**EXERCISE INPUT**

• • •

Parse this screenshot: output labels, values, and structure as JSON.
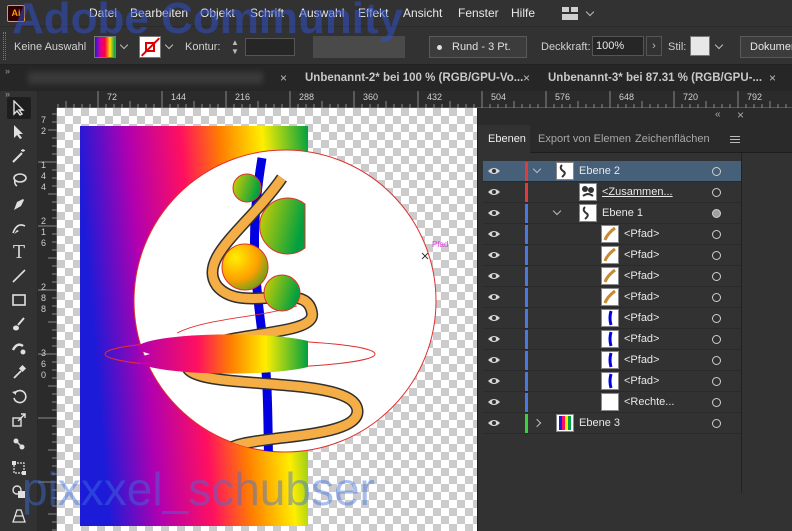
{
  "app": {
    "logo": "Ai"
  },
  "menu": [
    "Datei",
    "Bearbeiten",
    "Objekt",
    "Schrift",
    "Auswahl",
    "Effekt",
    "Ansicht",
    "Fenster",
    "Hilfe"
  ],
  "control": {
    "selection": "Keine Auswahl",
    "kontur_label": "Kontur:",
    "brush": "Rund - 3 Pt.",
    "opacity_label": "Deckkraft:",
    "opacity_value": "100%",
    "stil_label": "Stil:",
    "document_button": "Dokumen"
  },
  "tabs": [
    {
      "label": "Unbenannt-2* bei 100 % (RGB/GPU-Vo..."
    },
    {
      "label": "Unbenannt-3* bei 87.31 % (RGB/GPU-..."
    }
  ],
  "ruler_top": [
    "72",
    "144",
    "216",
    "288",
    "360",
    "432",
    "504",
    "576",
    "648",
    "720",
    "792"
  ],
  "ruler_left": [
    {
      "digits": [
        "7",
        "2"
      ]
    },
    {
      "digits": [
        "1",
        "4",
        "4"
      ]
    },
    {
      "digits": [
        "2",
        "1",
        "6"
      ]
    },
    {
      "digits": [
        "2",
        "8",
        "8"
      ]
    },
    {
      "digits": [
        "3",
        "6",
        "0"
      ]
    }
  ],
  "canvas": {
    "path_hint": "Pfad"
  },
  "panel": {
    "tabs": [
      "Ebenen",
      "Export von Elemen",
      "Zeichenflächen"
    ],
    "rows": [
      {
        "name": "Ebene 2",
        "color": "#e03c3c",
        "expanded": true,
        "selected": true
      },
      {
        "name": "<Zusammen...",
        "color": "#e03c3c",
        "underline": true
      },
      {
        "name": "Ebene 1",
        "color": "#4a78e0",
        "expanded": true
      },
      {
        "name": "<Pfad>",
        "color": "#4a78e0"
      },
      {
        "name": "<Pfad>",
        "color": "#4a78e0"
      },
      {
        "name": "<Pfad>",
        "color": "#4a78e0"
      },
      {
        "name": "<Pfad>",
        "color": "#4a78e0"
      },
      {
        "name": "<Pfad>",
        "color": "#4a78e0"
      },
      {
        "name": "<Pfad>",
        "color": "#4a78e0"
      },
      {
        "name": "<Pfad>",
        "color": "#4a78e0"
      },
      {
        "name": "<Pfad>",
        "color": "#4a78e0"
      },
      {
        "name": "<Rechte...",
        "color": "#4a78e0"
      },
      {
        "name": "Ebene 3",
        "color": "#3cd23c",
        "expanded": false
      }
    ]
  },
  "watermarks": {
    "top": "Adobe Community",
    "bottom": "pixxxel_schubser"
  }
}
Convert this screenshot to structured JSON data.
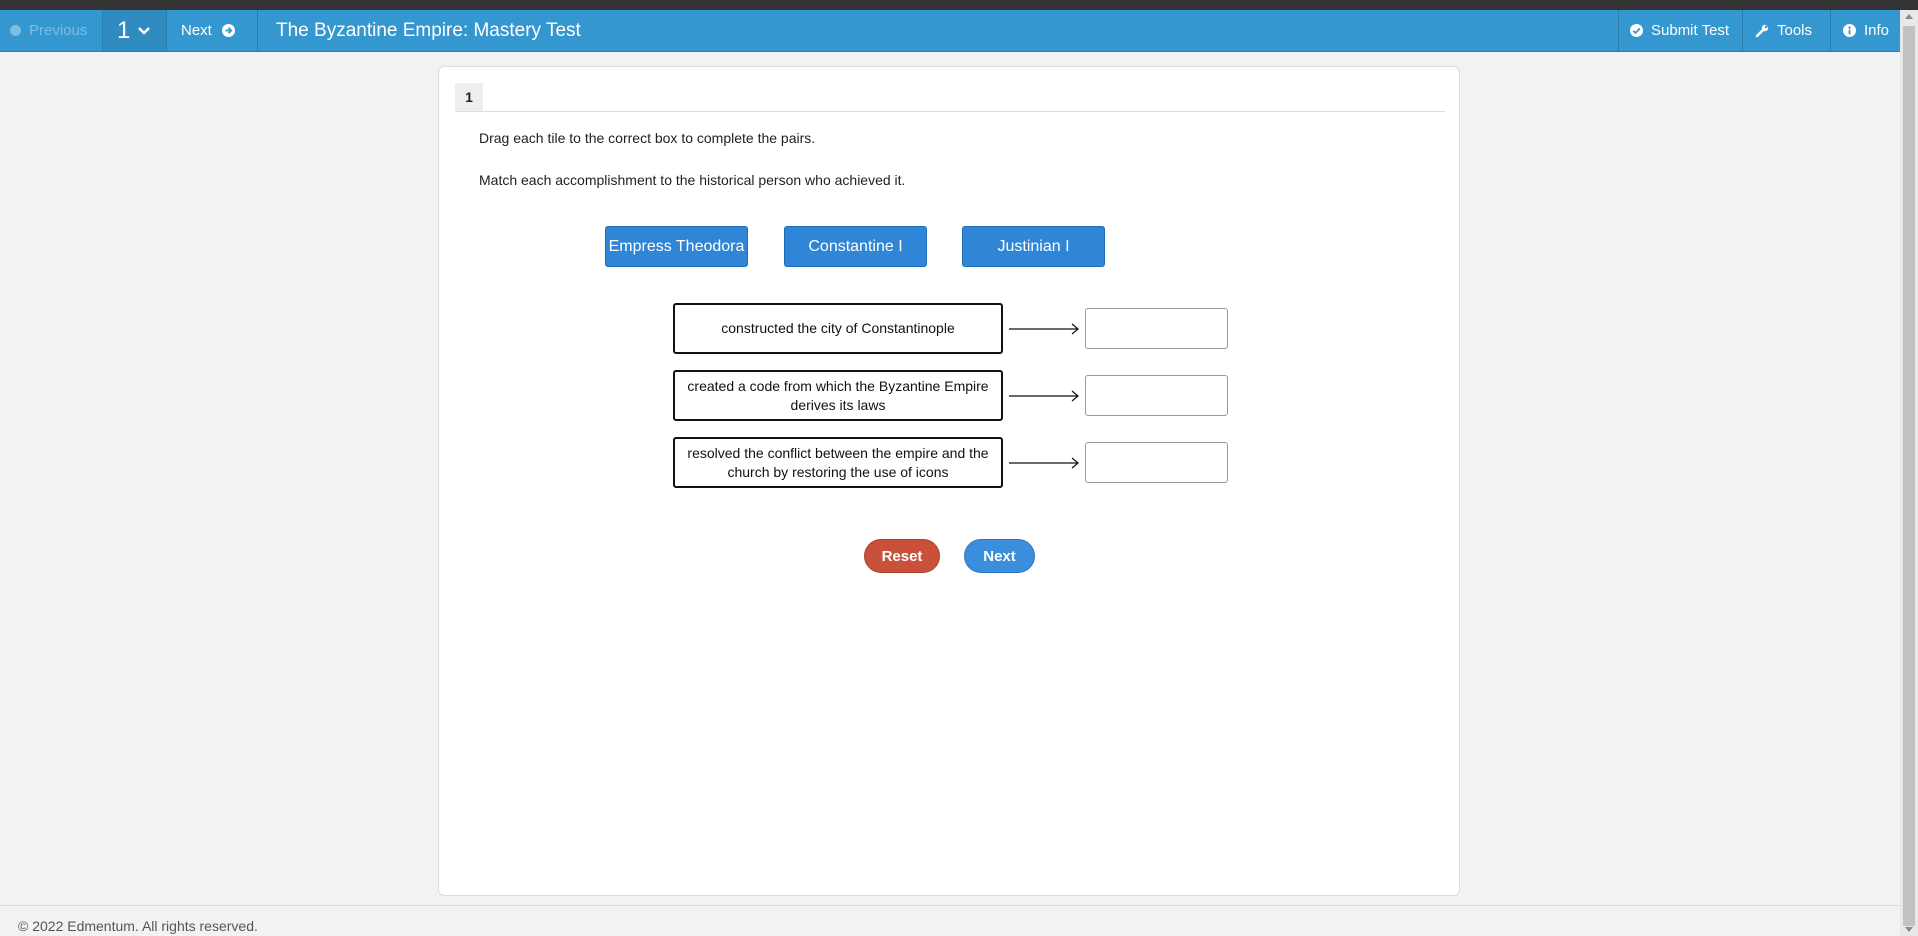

• • •

Keep the pictures out and write out the records exactly.

Parse this screenshot: output labels, values, and structure as JSON.
{
  "app": {
    "logo": "Ai"
  },
  "menu": [
    "Datei",
    "Bearbeiten",
    "Objekt",
    "Schrift",
    "Auswahl",
    "Effekt",
    "Ansicht",
    "Fenster",
    "Hilfe"
  ],
  "control": {
    "selection": "Keine Auswahl",
    "kontur_label": "Kontur:",
    "brush": "Rund - 3 Pt.",
    "opacity_label": "Deckkraft:",
    "opacity_value": "100%",
    "stil_label": "Stil:",
    "document_button": "Dokumen"
  },
  "tabs": [
    {
      "label": "Unbenannt-2* bei 100 % (RGB/GPU-Vo..."
    },
    {
      "label": "Unbenannt-3* bei 87.31 % (RGB/GPU-..."
    }
  ],
  "ruler_top": [
    "72",
    "144",
    "216",
    "288",
    "360",
    "432",
    "504",
    "576",
    "648",
    "720",
    "792"
  ],
  "ruler_left": [
    {
      "digits": [
        "7",
        "2"
      ]
    },
    {
      "digits": [
        "1",
        "4",
        "4"
      ]
    },
    {
      "digits": [
        "2",
        "1",
        "6"
      ]
    },
    {
      "digits": [
        "2",
        "8",
        "8"
      ]
    },
    {
      "digits": [
        "3",
        "6",
        "0"
      ]
    }
  ],
  "canvas": {
    "path_hint": "Pfad"
  },
  "panel": {
    "tabs": [
      "Ebenen",
      "Export von Elemen",
      "Zeichenflächen"
    ],
    "rows": [
      {
        "name": "Ebene 2",
        "color": "#e03c3c",
        "expanded": true,
        "selected": true
      },
      {
        "name": "<Zusammen...",
        "color": "#e03c3c",
        "underline": true
      },
      {
        "name": "Ebene 1",
        "color": "#4a78e0",
        "expanded": true
      },
      {
        "name": "<Pfad>",
        "color": "#4a78e0"
      },
      {
        "name": "<Pfad>",
        "color": "#4a78e0"
      },
      {
        "name": "<Pfad>",
        "color": "#4a78e0"
      },
      {
        "name": "<Pfad>",
        "color": "#4a78e0"
      },
      {
        "name": "<Pfad>",
        "color": "#4a78e0"
      },
      {
        "name": "<Pfad>",
        "color": "#4a78e0"
      },
      {
        "name": "<Pfad>",
        "color": "#4a78e0"
      },
      {
        "name": "<Pfad>",
        "color": "#4a78e0"
      },
      {
        "name": "<Rechte...",
        "color": "#4a78e0"
      },
      {
        "name": "Ebene 3",
        "color": "#3cd23c",
        "expanded": false
      }
    ]
  },
  "watermarks": {
    "top": "Adobe Community",
    "bottom": "pixxxel_schubser"
  }
}
Convert this screenshot to structured JSON data.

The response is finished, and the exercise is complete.